WHAT YOU SHOULD DO: Scan the records for the word "клиента". Copy each line that includes it.

EXTRACTED MATERIAL:
----
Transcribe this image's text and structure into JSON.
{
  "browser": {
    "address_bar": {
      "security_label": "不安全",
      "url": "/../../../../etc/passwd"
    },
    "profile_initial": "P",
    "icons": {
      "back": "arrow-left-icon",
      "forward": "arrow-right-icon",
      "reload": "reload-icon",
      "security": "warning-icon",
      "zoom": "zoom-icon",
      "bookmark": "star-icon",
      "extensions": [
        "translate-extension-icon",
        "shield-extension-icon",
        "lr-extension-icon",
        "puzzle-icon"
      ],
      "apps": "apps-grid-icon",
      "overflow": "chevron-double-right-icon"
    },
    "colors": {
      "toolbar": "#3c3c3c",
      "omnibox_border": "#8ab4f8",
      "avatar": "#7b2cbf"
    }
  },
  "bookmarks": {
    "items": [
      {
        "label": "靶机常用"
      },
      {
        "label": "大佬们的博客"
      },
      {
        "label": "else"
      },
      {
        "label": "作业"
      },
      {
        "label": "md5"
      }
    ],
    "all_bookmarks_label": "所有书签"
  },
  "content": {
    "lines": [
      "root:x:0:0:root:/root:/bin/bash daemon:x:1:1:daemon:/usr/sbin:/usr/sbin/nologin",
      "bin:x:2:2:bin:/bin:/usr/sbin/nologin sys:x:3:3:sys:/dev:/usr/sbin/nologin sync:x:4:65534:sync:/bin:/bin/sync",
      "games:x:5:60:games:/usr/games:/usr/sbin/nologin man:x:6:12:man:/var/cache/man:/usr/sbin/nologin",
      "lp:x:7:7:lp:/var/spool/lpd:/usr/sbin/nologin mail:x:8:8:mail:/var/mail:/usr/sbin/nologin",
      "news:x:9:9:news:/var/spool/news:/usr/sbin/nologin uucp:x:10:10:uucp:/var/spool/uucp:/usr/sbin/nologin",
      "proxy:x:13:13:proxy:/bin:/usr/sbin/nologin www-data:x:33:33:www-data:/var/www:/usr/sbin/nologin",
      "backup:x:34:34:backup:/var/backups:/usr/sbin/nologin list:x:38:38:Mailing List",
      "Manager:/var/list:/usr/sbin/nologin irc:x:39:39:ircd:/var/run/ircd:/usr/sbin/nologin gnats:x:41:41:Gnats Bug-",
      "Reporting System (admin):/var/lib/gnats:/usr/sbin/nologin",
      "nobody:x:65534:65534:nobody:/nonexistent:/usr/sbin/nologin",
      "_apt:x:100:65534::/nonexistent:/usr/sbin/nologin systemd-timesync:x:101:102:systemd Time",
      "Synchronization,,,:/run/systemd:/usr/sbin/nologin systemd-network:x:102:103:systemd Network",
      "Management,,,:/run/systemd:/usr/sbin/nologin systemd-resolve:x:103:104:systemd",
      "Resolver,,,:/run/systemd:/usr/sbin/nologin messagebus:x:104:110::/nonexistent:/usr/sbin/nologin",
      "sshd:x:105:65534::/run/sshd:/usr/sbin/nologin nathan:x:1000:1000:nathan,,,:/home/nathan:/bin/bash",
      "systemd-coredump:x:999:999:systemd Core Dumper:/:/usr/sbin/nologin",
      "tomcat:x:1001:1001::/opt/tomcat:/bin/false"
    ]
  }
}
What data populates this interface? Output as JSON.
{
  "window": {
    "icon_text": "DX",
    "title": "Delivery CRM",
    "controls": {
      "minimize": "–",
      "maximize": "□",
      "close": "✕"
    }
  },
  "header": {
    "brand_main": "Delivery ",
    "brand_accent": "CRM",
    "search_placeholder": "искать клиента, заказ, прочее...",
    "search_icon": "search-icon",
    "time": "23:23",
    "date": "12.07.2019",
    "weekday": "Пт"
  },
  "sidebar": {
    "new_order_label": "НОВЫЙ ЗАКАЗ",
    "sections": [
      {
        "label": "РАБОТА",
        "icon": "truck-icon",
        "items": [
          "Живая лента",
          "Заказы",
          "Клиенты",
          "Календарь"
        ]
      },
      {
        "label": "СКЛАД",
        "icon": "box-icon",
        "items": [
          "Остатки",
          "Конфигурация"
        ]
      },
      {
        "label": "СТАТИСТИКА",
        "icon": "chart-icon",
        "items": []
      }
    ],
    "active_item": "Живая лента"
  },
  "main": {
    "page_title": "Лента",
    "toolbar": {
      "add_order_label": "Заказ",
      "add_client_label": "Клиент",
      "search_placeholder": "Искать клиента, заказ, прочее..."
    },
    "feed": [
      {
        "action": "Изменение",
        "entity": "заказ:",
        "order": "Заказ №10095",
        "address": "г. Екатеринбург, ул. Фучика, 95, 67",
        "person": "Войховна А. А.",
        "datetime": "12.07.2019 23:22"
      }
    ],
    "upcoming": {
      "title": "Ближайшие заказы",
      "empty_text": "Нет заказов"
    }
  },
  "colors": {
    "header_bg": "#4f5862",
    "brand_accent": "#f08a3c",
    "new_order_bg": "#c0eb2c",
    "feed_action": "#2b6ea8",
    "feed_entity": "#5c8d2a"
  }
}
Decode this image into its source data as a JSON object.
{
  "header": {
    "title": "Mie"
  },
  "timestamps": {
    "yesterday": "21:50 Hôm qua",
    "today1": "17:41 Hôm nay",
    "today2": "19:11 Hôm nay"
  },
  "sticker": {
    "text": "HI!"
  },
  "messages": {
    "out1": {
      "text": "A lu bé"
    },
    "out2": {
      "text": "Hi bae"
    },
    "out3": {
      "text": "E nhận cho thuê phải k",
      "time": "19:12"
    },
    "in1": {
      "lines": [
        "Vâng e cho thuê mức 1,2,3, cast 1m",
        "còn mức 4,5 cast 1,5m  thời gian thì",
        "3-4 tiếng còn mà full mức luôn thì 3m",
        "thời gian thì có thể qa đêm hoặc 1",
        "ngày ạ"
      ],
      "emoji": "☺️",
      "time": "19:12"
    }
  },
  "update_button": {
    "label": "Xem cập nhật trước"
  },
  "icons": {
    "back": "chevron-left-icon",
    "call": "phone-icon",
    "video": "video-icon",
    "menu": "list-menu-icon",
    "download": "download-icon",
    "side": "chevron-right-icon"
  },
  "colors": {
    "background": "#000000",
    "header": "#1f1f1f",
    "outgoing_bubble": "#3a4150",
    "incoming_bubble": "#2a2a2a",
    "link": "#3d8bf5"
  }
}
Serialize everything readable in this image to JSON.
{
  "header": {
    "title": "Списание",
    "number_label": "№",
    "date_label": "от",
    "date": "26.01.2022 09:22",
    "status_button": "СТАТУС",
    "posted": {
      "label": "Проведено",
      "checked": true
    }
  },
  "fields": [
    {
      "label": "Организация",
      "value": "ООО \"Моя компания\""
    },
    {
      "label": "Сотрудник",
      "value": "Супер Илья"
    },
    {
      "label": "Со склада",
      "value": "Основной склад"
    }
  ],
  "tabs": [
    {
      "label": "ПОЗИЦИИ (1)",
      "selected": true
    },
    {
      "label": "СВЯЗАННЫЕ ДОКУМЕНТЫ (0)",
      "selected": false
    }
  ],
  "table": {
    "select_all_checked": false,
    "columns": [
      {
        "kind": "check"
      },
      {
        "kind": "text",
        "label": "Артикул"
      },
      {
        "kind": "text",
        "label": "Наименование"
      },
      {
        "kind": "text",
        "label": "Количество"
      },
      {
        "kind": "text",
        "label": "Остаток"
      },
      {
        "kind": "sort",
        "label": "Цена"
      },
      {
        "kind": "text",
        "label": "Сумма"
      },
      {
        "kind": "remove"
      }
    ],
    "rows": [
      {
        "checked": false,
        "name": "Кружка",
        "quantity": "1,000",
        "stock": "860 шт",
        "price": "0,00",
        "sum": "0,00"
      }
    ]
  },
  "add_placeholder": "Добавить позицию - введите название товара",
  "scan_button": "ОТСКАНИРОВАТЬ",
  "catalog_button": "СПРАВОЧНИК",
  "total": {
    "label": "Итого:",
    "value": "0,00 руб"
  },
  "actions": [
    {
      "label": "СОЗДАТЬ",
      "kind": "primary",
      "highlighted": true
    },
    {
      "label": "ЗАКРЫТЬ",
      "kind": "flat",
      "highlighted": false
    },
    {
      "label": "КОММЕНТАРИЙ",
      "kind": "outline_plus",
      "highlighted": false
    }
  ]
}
----
ANSWER TO THE EXERCISE:
    "search_placeholder": "искать клиента, заказ, прочее...",
      "search_placeholder": "Искать клиента, заказ, прочее..."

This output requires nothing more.